◆ Entries ◆
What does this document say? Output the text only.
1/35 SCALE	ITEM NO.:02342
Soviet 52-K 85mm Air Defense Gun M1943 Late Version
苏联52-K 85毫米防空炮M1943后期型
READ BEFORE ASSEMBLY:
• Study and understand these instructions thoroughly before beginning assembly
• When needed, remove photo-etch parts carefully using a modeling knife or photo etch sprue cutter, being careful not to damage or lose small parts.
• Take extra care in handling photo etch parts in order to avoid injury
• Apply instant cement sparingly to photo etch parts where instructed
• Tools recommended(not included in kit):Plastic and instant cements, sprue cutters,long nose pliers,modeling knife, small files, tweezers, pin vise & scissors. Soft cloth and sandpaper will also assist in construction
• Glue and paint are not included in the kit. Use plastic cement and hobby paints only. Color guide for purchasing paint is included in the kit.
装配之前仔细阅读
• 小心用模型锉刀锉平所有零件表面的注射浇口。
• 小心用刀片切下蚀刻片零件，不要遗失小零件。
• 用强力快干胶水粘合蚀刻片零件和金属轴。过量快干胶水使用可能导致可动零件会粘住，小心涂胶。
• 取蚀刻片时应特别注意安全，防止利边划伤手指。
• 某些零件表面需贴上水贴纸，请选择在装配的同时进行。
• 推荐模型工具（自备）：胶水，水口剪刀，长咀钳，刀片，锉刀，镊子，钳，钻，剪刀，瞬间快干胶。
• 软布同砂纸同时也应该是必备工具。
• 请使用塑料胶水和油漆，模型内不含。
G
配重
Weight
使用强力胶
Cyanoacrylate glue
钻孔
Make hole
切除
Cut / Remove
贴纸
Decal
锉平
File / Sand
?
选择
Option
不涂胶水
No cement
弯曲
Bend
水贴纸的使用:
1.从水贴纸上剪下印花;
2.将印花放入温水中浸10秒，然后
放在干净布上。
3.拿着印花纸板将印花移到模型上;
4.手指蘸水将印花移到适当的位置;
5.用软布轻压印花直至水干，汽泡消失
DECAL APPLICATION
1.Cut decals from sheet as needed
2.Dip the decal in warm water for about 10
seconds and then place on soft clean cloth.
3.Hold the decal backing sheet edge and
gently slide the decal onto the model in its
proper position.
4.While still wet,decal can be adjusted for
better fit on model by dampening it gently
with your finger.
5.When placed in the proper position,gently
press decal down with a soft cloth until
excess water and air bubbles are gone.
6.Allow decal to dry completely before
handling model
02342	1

◆ Task objective ◆
Each entry above needs to be retyped exactly.

◆ Complete output ◆
What does this document say? Output the text only.
1/35 SCALE	ITEM NO.:02342
Soviet 52-K 85mm Air Defense Gun M1943 Late Version
苏联52-K 85毫米防空炮M1943后期型
READ BEFORE ASSEMBLY:
• Study and understand these instructions thoroughly before beginning assembly
• When needed, remove photo-etch parts carefully using a modeling knife or photo etch sprue cutter, being careful not to damage or lose small parts.
• Take extra care in handling photo etch parts in order to avoid injury
• Apply instant cement sparingly to photo etch parts where instructed
• Tools recommended(not included in kit):Plastic and instant cements, sprue cutters,long nose pliers,modeling knife, small files, tweezers, pin vise & scissors. Soft cloth and sandpaper will also assist in construction
• Glue and paint are not included in the kit. Use plastic cement and hobby paints only. Color guide for purchasing paint is included in the kit.
装配之前仔细阅读
• 小心用模型锉刀锉平所有零件表面的注射浇口。
• 小心用刀片切下蚀刻片零件，不要遗失小零件。
• 用强力快干胶水粘合蚀刻片零件和金属轴。过量快干胶水使用可能导致可动零件会粘住，小心涂胶。
• 取蚀刻片时应特别注意安全，防止利边划伤手指。
• 某些零件表面需贴上水贴纸，请选择在装配的同时进行。
• 推荐模型工具（自备）：胶水，水口剪刀，长咀钳，刀片，锉刀，镊子，钳，钻，剪刀，瞬间快干胶。
• 软布同砂纸同时也应该是必备工具。
• 请使用塑料胶水和油漆，模型内不含。
G
配重
Weight
使用强力胶
Cyanoacrylate glue
钻孔
Make hole
切除
Cut / Remove
贴纸
Decal
锉平
File / Sand
?
选择
Option
不涂胶水
No cement
弯曲
Bend
水贴纸的使用:
1.从水贴纸上剪下印花;
2.将印花放入温水中浸10秒，然后
放在干净布上。
3.拿着印花纸板将印花移到模型上;
4.手指蘸水将印花移到适当的位置;
5.用软布轻压印花直至水干，汽泡消失
DECAL APPLICATION
1.Cut decals from sheet as needed
2.Dip the decal in warm water for about 10
seconds and then place on soft clean cloth.
3.Hold the decal backing sheet edge and
gently slide the decal onto the model in its
proper position.
4.While still wet,decal can be adjusted for
better fit on model by dampening it gently
with your finger.
5.When placed in the proper position,gently
press decal down with a soft cloth until
excess water and air bubbles are gone.
6.Allow decal to dry completely before
handling model
02342	1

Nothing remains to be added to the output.